● **DIRECTIONS FOR THIS TASK**:
Quote the full listing word for word.

--- start INFORMATION PROVIDED ---

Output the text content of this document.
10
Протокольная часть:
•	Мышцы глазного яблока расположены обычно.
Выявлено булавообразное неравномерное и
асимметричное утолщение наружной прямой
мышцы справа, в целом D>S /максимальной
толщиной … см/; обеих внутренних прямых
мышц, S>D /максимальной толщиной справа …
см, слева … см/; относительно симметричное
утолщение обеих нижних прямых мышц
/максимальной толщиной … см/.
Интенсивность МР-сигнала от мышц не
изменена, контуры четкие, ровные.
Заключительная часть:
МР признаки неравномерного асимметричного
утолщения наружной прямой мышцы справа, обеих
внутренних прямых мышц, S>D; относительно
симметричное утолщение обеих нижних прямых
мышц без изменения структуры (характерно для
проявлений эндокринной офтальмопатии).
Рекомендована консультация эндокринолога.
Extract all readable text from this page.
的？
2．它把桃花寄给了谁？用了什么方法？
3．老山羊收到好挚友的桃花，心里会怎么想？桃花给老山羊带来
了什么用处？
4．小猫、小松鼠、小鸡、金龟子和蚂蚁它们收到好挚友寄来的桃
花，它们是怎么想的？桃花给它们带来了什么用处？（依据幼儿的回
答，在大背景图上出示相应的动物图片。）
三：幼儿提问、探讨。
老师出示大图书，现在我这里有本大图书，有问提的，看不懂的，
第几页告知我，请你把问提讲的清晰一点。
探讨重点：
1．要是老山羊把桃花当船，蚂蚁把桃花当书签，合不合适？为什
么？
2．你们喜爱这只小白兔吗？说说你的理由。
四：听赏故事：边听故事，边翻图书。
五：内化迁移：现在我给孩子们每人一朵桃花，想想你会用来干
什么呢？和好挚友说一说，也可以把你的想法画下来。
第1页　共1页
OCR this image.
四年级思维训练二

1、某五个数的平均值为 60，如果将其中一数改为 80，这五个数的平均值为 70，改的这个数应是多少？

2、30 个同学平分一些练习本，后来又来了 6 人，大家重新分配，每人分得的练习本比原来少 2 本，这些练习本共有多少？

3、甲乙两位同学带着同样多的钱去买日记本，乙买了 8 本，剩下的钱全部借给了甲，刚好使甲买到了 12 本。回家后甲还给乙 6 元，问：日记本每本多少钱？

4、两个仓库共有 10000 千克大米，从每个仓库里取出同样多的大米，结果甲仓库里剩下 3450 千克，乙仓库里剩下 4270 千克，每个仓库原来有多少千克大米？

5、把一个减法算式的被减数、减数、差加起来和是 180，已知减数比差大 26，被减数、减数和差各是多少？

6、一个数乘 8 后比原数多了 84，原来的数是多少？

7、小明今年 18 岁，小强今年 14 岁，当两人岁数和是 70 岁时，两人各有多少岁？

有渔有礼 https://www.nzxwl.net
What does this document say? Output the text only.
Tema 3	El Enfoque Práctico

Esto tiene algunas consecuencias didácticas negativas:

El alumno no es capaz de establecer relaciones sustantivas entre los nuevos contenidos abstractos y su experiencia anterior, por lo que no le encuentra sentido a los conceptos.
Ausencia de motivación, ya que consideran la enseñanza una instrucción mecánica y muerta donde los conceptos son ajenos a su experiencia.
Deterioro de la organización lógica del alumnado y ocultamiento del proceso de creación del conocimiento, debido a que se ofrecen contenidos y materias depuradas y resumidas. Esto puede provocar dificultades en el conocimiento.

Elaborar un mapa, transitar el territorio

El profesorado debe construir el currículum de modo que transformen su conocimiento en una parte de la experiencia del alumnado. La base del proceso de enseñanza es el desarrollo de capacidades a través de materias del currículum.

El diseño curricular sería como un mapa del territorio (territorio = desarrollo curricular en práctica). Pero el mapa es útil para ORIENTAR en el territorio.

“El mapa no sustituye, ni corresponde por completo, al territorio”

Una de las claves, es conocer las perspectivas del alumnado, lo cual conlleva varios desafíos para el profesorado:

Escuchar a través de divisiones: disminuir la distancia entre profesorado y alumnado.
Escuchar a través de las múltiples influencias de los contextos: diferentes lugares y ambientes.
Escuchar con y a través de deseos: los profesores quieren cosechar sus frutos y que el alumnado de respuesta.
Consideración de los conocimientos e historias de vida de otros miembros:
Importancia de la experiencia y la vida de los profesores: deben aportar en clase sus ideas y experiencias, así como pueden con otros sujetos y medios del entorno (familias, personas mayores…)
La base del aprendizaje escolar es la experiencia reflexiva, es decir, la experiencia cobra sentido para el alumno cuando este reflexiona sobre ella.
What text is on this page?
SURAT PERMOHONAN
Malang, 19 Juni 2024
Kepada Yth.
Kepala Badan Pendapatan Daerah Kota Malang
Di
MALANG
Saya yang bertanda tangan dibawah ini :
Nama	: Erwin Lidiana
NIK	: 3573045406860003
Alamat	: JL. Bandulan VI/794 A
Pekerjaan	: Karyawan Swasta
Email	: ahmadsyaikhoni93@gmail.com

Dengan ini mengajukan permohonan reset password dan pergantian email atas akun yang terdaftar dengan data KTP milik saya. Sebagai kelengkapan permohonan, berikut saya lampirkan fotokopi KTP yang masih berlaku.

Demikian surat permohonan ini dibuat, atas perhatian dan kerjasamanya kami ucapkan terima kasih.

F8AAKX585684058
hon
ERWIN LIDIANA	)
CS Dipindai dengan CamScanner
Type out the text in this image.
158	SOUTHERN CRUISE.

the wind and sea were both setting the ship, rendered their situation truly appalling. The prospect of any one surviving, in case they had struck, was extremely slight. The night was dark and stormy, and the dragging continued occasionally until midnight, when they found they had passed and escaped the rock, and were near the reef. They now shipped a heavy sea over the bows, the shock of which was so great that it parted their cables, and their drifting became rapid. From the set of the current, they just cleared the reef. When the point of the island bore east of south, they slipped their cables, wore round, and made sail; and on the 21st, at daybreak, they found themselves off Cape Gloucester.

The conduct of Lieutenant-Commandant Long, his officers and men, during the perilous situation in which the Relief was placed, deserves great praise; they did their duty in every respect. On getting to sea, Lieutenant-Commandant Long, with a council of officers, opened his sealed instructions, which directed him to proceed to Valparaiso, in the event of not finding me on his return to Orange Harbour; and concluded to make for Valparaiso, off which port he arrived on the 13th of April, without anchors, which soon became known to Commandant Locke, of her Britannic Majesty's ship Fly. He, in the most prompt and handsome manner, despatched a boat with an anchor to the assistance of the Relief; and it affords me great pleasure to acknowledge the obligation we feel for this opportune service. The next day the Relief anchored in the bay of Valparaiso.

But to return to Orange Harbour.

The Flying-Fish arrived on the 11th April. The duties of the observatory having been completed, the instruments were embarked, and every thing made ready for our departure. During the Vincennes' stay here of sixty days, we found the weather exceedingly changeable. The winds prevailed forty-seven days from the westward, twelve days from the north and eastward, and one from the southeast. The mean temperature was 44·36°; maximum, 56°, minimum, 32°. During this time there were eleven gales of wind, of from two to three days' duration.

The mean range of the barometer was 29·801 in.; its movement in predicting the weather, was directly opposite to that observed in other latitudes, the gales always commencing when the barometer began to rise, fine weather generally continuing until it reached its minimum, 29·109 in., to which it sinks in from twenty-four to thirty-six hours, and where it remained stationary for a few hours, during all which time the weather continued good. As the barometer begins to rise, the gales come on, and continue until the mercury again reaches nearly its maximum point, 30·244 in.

--- end INFORMATION PROVIDED ---

● **EXERCISE SOLUTION**:
Output the text content of this document.
10
Протокольная часть:
•	Мышцы глазного яблока расположены обычно.
Выявлено булавообразное неравномерное и
асимметричное утолщение наружной прямой
мышцы справа, в целом D>S /максимальной
толщиной … см/; обеих внутренних прямых
мышц, S>D /максимальной толщиной справа …
см, слева … см/; относительно симметричное
утолщение обеих нижних прямых мышц
/максимальной толщиной … см/.
Интенсивность МР-сигнала от мышц не
изменена, контуры четкие, ровные.
Заключительная часть:
МР признаки неравномерного асимметричного
утолщения наружной прямой мышцы справа, обеих
внутренних прямых мышц, S>D; относительно
симметричное утолщение обеих нижних прямых
мышц без изменения структуры (характерно для
проявлений эндокринной офтальмопатии).
Рекомендована консультация эндокринолога.
Extract all readable text from this page.
的？
2．它把桃花寄给了谁？用了什么方法？
3．老山羊收到好挚友的桃花，心里会怎么想？桃花给老山羊带来
了什么用处？
4．小猫、小松鼠、小鸡、金龟子和蚂蚁它们收到好挚友寄来的桃
花，它们是怎么想的？桃花给它们带来了什么用处？（依据幼儿的回
答，在大背景图上出示相应的动物图片。）
三：幼儿提问、探讨。
老师出示大图书，现在我这里有本大图书，有问提的，看不懂的，
第几页告知我，请你把问提讲的清晰一点。
探讨重点：
1．要是老山羊把桃花当船，蚂蚁把桃花当书签，合不合适？为什
么？
2．你们喜爱这只小白兔吗？说说你的理由。
四：听赏故事：边听故事，边翻图书。
五：内化迁移：现在我给孩子们每人一朵桃花，想想你会用来干
什么呢？和好挚友说一说，也可以把你的想法画下来。
第1页　共1页
OCR this image.
四年级思维训练二

1、某五个数的平均值为 60，如果将其中一数改为 80，这五个数的平均值为 70，改的这个数应是多少？

2、30 个同学平分一些练习本，后来又来了 6 人，大家重新分配，每人分得的练习本比原来少 2 本，这些练习本共有多少？

3、甲乙两位同学带着同样多的钱去买日记本，乙买了 8 本，剩下的钱全部借给了甲，刚好使甲买到了 12 本。回家后甲还给乙 6 元，问：日记本每本多少钱？

4、两个仓库共有 10000 千克大米，从每个仓库里取出同样多的大米，结果甲仓库里剩下 3450 千克，乙仓库里剩下 4270 千克，每个仓库原来有多少千克大米？

5、把一个减法算式的被减数、减数、差加起来和是 180，已知减数比差大 26，被减数、减数和差各是多少？

6、一个数乘 8 后比原数多了 84，原来的数是多少？

7、小明今年 18 岁，小强今年 14 岁，当两人岁数和是 70 岁时，两人各有多少岁？

有渔有礼 https://www.nzxwl.net
What does this document say? Output the text only.
Tema 3	El Enfoque Práctico

Esto tiene algunas consecuencias didácticas negativas:

El alumno no es capaz de establecer relaciones sustantivas entre los nuevos contenidos abstractos y su experiencia anterior, por lo que no le encuentra sentido a los conceptos.
Ausencia de motivación, ya que consideran la enseñanza una instrucción mecánica y muerta donde los conceptos son ajenos a su experiencia.
Deterioro de la organización lógica del alumnado y ocultamiento del proceso de creación del conocimiento, debido a que se ofrecen contenidos y materias depuradas y resumidas. Esto puede provocar dificultades en el conocimiento.

Elaborar un mapa, transitar el territorio

El profesorado debe construir el currículum de modo que transformen su conocimiento en una parte de la experiencia del alumnado. La base del proceso de enseñanza es el desarrollo de capacidades a través de materias del currículum.

El diseño curricular sería como un mapa del territorio (territorio = desarrollo curricular en práctica). Pero el mapa es útil para ORIENTAR en el territorio.

“El mapa no sustituye, ni corresponde por completo, al territorio”

Una de las claves, es conocer las perspectivas del alumnado, lo cual conlleva varios desafíos para el profesorado:

Escuchar a través de divisiones: disminuir la distancia entre profesorado y alumnado.
Escuchar a través de las múltiples influencias de los contextos: diferentes lugares y ambientes.
Escuchar con y a través de deseos: los profesores quieren cosechar sus frutos y que el alumnado de respuesta.
Consideración de los conocimientos e historias de vida de otros miembros:
Importancia de la experiencia y la vida de los profesores: deben aportar en clase sus ideas y experiencias, así como pueden con otros sujetos y medios del entorno (familias, personas mayores…)
La base del aprendizaje escolar es la experiencia reflexiva, es decir, la experiencia cobra sentido para el alumno cuando este reflexiona sobre ella.
What text is on this page?
SURAT PERMOHONAN
Malang, 19 Juni 2024
Kepada Yth.
Kepala Badan Pendapatan Daerah Kota Malang
Di
MALANG
Saya yang bertanda tangan dibawah ini :
Nama	: Erwin Lidiana
NIK	: 3573045406860003
Alamat	: JL. Bandulan VI/794 A
Pekerjaan	: Karyawan Swasta
Email	: ahmadsyaikhoni93@gmail.com

Dengan ini mengajukan permohonan reset password dan pergantian email atas akun yang terdaftar dengan data KTP milik saya. Sebagai kelengkapan permohonan, berikut saya lampirkan fotokopi KTP yang masih berlaku.

Demikian surat permohonan ini dibuat, atas perhatian dan kerjasamanya kami ucapkan terima kasih.

F8AAKX585684058
hon
ERWIN LIDIANA	)
CS Dipindai dengan CamScanner
Type out the text in this image.
158	SOUTHERN CRUISE.

the wind and sea were both setting the ship, rendered their situation truly appalling. The prospect of any one surviving, in case they had struck, was extremely slight. The night was dark and stormy, and the dragging continued occasionally until midnight, when they found they had passed and escaped the rock, and were near the reef. They now shipped a heavy sea over the bows, the shock of which was so great that it parted their cables, and their drifting became rapid. From the set of the current, they just cleared the reef. When the point of the island bore east of south, they slipped their cables, wore round, and made sail; and on the 21st, at daybreak, they found themselves off Cape Gloucester.

The conduct of Lieutenant-Commandant Long, his officers and men, during the perilous situation in which the Relief was placed, deserves great praise; they did their duty in every respect. On getting to sea, Lieutenant-Commandant Long, with a council of officers, opened his sealed instructions, which directed him to proceed to Valparaiso, in the event of not finding me on his return to Orange Harbour; and concluded to make for Valparaiso, off which port he arrived on the 13th of April, without anchors, which soon became known to Commandant Locke, of her Britannic Majesty's ship Fly. He, in the most prompt and handsome manner, despatched a boat with an anchor to the assistance of the Relief; and it affords me great pleasure to acknowledge the obligation we feel for this opportune service. The next day the Relief anchored in the bay of Valparaiso.

But to return to Orange Harbour.

The Flying-Fish arrived on the 11th April. The duties of the observatory having been completed, the instruments were embarked, and every thing made ready for our departure. During the Vincennes' stay here of sixty days, we found the weather exceedingly changeable. The winds prevailed forty-seven days from the westward, twelve days from the north and eastward, and one from the southeast. The mean temperature was 44·36°; maximum, 56°, minimum, 32°. During this time there were eleven gales of wind, of from two to three days' duration.

The mean range of the barometer was 29·801 in.; its movement in predicting the weather, was directly opposite to that observed in other latitudes, the gales always commencing when the barometer began to rise, fine weather generally continuing until it reached its minimum, 29·109 in., to which it sinks in from twenty-four to thirty-six hours, and where it remained stationary for a few hours, during all which time the weather continued good. As the barometer begins to rise, the gales come on, and continue until the mercury again reaches nearly its maximum point, 30·244 in.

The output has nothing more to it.